_Task goal_
Collect all the lines that mention the word "gals".

_Supplied material_
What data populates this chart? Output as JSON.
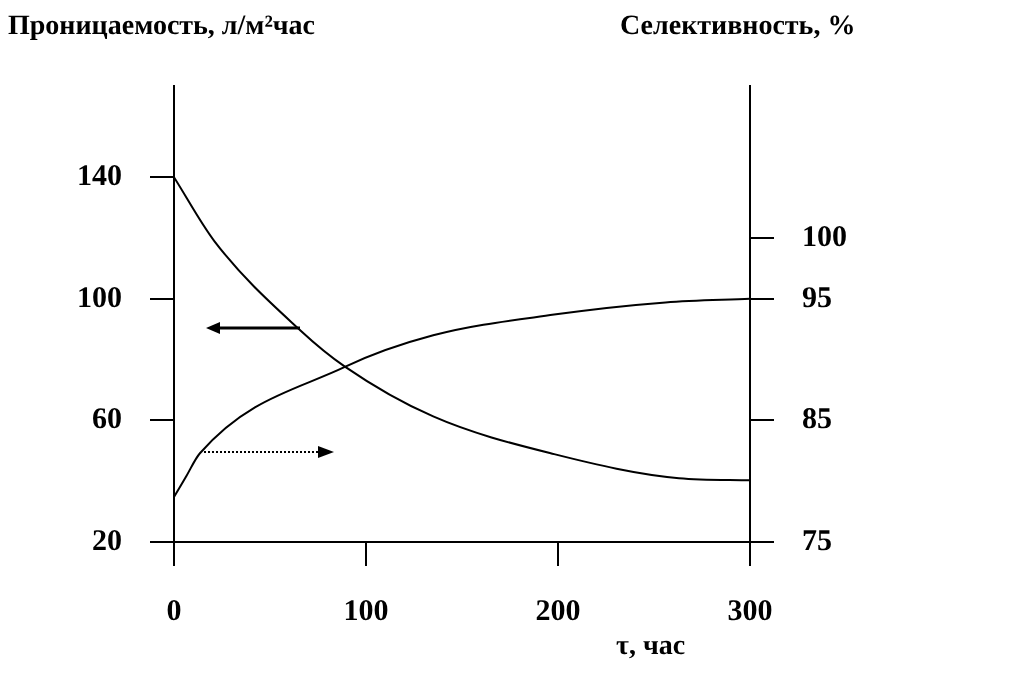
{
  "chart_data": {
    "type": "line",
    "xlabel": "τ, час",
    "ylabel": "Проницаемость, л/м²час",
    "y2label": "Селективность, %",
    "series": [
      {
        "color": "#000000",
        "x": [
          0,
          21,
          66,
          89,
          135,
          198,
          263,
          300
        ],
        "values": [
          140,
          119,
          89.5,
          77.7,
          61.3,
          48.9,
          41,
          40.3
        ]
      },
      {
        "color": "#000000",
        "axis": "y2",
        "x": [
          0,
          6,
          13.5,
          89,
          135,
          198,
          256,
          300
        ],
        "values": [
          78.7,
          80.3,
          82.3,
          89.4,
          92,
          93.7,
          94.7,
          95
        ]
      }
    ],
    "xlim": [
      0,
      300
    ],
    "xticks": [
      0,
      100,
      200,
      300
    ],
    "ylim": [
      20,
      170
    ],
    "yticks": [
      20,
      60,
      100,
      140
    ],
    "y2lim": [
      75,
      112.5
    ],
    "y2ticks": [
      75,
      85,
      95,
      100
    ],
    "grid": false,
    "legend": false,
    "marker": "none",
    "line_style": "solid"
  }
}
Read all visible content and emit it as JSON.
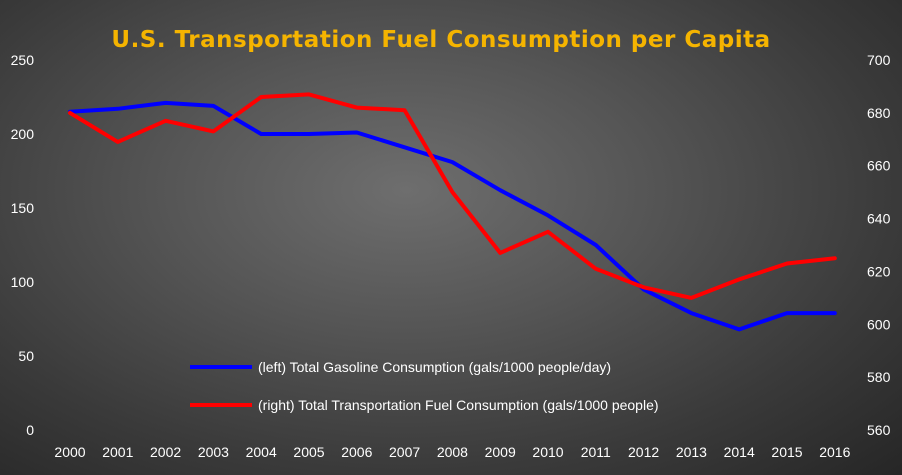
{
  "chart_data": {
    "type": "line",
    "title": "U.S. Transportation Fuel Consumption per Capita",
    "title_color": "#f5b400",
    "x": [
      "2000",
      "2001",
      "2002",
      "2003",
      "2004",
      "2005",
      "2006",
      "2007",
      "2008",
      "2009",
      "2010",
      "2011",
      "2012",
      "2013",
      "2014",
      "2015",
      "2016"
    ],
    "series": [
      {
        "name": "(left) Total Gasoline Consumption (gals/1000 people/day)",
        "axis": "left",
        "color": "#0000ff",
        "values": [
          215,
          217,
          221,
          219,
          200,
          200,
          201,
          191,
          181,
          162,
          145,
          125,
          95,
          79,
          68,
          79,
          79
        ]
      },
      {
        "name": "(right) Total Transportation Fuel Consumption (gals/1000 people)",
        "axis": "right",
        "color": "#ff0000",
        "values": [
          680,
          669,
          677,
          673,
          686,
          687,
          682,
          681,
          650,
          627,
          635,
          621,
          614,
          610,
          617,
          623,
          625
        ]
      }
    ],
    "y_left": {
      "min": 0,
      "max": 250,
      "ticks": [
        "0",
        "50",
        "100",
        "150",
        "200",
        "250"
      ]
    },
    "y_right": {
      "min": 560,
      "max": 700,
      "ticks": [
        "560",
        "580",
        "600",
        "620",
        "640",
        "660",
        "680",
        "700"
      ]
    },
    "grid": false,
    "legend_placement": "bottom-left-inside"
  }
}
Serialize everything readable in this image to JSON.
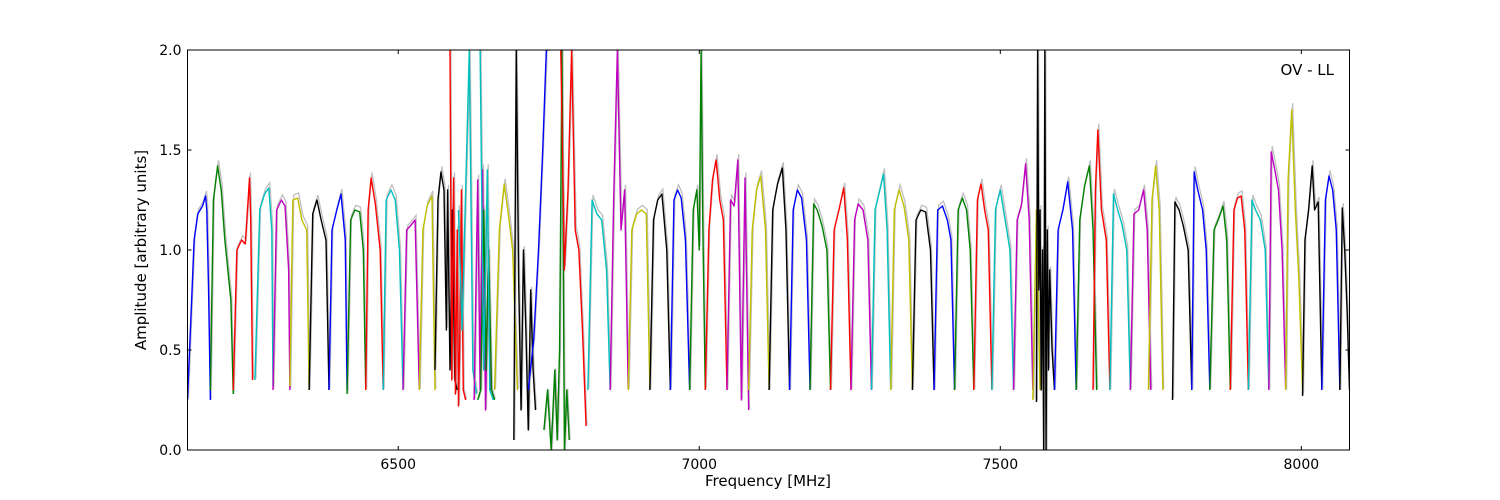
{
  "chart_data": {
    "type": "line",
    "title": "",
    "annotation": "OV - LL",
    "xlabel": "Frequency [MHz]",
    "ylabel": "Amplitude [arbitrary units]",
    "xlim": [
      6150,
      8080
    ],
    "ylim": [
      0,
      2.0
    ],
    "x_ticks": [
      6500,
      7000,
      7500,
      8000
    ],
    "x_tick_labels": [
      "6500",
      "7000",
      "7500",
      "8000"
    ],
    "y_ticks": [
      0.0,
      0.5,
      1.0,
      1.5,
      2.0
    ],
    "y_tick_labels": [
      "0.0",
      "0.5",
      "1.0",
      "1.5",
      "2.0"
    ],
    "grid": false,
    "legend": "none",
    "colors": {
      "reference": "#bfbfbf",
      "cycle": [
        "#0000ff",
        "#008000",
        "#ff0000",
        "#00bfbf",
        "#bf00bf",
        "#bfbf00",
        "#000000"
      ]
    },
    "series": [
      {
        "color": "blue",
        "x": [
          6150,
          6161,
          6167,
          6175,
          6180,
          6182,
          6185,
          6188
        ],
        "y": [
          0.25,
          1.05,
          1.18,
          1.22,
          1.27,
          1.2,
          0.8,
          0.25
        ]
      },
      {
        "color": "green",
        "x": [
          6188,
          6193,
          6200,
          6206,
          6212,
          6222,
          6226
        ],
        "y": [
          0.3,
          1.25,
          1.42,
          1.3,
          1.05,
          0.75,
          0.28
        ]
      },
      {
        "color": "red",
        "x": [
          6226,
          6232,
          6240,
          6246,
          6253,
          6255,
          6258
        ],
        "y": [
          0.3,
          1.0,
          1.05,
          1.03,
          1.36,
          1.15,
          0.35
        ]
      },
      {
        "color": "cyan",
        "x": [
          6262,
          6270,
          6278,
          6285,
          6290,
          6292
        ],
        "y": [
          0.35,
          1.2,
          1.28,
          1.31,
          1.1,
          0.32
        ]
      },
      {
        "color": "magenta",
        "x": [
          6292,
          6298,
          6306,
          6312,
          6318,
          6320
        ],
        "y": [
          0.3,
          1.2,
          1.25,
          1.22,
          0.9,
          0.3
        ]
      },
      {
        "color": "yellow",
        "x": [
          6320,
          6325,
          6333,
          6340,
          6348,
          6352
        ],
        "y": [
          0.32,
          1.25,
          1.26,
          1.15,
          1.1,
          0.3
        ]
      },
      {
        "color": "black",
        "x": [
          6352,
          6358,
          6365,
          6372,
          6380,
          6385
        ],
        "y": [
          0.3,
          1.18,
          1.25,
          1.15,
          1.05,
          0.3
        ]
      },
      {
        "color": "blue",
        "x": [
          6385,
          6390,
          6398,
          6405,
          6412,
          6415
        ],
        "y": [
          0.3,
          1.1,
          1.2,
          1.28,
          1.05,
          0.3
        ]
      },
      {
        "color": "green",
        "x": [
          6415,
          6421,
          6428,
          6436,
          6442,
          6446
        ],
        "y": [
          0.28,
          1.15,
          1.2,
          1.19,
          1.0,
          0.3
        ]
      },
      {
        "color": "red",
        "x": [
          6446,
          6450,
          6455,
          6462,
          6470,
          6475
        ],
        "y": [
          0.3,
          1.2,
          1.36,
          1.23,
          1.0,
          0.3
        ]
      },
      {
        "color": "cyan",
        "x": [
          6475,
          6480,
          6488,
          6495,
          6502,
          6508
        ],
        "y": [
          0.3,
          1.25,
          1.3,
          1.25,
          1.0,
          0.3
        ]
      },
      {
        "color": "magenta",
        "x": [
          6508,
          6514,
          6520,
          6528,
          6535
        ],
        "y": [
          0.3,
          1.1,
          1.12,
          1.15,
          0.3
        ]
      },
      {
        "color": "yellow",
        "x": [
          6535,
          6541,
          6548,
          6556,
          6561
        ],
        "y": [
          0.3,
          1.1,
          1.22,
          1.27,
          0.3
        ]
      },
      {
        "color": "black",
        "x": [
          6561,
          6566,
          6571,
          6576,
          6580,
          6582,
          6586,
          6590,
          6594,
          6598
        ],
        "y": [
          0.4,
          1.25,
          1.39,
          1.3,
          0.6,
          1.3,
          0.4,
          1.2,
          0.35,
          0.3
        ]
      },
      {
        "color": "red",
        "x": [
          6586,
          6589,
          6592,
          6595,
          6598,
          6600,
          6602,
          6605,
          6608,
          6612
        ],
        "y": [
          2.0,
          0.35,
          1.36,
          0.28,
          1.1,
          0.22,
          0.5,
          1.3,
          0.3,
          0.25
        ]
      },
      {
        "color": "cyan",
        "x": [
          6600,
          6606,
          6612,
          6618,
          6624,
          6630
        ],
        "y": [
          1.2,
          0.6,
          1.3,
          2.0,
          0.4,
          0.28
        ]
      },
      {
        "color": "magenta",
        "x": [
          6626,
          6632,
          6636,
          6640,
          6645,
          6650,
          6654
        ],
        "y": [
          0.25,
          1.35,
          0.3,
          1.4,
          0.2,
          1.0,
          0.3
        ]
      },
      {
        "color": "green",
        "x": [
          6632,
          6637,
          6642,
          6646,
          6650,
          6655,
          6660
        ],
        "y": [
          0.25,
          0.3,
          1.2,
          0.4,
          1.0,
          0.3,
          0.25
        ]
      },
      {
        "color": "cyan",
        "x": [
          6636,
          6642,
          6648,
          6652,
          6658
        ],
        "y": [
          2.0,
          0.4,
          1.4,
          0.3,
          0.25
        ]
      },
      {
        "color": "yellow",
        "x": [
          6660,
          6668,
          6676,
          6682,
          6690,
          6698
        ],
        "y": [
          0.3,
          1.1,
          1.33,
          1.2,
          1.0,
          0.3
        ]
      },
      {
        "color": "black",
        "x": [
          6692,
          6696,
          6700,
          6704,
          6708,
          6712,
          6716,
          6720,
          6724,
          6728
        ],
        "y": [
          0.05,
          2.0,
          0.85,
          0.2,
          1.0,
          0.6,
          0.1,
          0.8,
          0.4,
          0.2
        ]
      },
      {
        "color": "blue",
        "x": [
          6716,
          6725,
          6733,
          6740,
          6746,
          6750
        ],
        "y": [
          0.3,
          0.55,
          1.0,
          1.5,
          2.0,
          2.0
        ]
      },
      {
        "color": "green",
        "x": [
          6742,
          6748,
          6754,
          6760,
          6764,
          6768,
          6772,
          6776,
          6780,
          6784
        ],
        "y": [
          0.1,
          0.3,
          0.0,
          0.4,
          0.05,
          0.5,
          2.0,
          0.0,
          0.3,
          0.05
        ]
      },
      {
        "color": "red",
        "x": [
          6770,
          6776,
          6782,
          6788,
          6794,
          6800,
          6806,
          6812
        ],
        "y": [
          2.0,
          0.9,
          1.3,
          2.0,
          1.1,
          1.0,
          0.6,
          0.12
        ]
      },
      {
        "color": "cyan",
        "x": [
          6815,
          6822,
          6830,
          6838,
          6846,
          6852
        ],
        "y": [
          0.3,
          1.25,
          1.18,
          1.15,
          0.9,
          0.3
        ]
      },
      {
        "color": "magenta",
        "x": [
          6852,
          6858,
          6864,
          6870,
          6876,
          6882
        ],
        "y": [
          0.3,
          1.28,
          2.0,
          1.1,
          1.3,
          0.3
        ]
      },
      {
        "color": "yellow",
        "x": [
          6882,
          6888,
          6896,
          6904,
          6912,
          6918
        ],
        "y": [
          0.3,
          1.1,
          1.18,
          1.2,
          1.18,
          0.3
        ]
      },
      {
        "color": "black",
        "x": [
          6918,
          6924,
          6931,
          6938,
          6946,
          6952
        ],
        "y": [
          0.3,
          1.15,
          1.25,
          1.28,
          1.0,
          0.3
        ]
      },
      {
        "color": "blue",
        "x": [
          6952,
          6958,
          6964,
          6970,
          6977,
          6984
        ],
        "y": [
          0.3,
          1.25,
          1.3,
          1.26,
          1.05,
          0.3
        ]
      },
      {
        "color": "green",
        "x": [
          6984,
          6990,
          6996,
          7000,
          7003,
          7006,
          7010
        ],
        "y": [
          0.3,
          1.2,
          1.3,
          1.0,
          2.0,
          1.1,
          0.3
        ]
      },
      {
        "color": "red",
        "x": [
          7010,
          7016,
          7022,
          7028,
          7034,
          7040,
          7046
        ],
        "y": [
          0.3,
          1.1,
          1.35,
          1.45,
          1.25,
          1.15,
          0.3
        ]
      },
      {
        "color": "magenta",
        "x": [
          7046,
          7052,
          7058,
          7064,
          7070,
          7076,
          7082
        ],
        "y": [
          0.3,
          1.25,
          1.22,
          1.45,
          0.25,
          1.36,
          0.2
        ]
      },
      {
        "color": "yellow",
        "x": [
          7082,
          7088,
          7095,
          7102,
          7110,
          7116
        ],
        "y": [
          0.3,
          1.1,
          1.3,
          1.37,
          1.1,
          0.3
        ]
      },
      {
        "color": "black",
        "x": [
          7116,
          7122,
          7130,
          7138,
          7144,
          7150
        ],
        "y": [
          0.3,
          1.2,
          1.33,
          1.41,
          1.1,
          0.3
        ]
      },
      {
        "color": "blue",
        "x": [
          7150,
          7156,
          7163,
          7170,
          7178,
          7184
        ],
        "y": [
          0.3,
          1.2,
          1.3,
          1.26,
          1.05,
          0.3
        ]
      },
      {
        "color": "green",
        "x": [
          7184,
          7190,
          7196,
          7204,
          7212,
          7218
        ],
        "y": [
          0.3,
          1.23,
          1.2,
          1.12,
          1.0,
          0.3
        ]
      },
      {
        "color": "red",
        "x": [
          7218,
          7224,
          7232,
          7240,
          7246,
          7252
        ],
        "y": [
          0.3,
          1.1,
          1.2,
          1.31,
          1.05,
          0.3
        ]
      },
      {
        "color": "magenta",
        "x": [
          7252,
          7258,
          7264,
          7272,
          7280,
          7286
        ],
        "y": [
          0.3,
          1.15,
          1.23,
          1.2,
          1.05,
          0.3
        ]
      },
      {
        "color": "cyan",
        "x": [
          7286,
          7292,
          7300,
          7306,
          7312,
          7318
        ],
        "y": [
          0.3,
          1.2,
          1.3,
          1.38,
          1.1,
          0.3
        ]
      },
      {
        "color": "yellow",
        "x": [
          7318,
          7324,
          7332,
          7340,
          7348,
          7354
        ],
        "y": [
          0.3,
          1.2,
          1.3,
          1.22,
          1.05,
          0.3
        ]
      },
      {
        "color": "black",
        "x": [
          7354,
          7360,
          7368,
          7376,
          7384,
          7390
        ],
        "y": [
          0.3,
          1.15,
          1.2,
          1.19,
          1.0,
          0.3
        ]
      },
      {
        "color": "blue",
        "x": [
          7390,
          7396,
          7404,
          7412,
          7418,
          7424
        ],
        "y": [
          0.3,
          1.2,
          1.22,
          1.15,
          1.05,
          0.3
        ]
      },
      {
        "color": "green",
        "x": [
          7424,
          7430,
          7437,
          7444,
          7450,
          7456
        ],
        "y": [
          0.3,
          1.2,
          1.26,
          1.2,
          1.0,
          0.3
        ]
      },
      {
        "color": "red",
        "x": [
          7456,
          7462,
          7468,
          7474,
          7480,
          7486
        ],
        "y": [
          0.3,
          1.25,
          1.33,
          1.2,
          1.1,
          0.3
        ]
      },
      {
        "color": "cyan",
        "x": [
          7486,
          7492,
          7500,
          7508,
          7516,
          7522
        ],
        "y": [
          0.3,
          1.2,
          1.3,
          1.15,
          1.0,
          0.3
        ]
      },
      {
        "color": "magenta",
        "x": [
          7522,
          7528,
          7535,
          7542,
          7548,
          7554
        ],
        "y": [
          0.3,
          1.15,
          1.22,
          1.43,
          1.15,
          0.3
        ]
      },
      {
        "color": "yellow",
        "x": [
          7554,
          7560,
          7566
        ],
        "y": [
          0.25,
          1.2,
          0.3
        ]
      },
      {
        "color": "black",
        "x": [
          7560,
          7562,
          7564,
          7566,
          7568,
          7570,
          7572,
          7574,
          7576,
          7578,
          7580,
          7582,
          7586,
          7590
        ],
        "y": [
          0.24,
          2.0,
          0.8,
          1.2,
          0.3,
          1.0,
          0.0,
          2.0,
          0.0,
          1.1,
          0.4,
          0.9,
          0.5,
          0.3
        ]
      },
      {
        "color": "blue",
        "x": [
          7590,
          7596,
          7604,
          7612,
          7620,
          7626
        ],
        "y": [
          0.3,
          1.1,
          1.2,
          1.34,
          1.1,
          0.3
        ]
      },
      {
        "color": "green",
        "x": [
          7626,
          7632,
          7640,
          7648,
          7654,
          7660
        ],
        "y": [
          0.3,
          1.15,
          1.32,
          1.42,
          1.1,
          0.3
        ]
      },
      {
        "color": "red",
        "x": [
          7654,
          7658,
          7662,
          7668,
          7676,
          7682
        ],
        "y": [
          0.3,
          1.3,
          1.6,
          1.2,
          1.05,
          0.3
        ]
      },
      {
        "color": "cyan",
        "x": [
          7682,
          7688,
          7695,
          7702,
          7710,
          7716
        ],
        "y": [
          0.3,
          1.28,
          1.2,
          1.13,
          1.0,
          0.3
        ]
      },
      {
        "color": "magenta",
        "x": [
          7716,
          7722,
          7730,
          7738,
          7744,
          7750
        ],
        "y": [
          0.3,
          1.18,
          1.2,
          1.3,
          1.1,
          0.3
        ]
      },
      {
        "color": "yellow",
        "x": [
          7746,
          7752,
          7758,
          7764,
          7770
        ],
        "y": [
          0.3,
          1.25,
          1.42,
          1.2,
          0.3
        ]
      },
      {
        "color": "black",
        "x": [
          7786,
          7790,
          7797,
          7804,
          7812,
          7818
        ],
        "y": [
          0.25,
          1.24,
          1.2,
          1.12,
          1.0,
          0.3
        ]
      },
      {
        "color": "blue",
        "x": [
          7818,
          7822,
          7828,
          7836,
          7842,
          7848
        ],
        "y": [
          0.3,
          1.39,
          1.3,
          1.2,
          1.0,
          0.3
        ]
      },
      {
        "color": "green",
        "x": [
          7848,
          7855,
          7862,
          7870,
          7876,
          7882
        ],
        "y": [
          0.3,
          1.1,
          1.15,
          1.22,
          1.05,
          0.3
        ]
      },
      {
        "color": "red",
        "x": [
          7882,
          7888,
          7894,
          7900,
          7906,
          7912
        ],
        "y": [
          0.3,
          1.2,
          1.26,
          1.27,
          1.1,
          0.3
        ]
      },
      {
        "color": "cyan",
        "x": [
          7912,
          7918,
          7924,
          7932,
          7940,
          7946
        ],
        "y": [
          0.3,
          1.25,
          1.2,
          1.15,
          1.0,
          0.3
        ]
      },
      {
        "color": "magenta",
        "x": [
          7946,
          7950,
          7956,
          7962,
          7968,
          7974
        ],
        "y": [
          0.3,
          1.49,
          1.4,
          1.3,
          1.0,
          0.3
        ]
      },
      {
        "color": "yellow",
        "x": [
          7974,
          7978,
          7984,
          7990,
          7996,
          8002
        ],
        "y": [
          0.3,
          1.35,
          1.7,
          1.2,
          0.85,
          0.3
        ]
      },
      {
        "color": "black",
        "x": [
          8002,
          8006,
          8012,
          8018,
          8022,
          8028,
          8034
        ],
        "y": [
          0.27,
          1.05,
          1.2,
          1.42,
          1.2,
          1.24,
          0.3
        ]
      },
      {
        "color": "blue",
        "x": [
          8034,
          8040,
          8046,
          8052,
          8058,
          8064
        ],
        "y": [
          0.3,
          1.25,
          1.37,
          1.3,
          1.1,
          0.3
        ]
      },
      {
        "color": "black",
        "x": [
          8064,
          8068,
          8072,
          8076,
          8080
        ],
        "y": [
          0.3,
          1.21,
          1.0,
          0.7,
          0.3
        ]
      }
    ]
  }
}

_The result_
        "name": "(left) Total Gasoline Consumption (gals/1000 people/day)",
        "name": "(right) Total Transportation Fuel Consumption (gals/1000 people)",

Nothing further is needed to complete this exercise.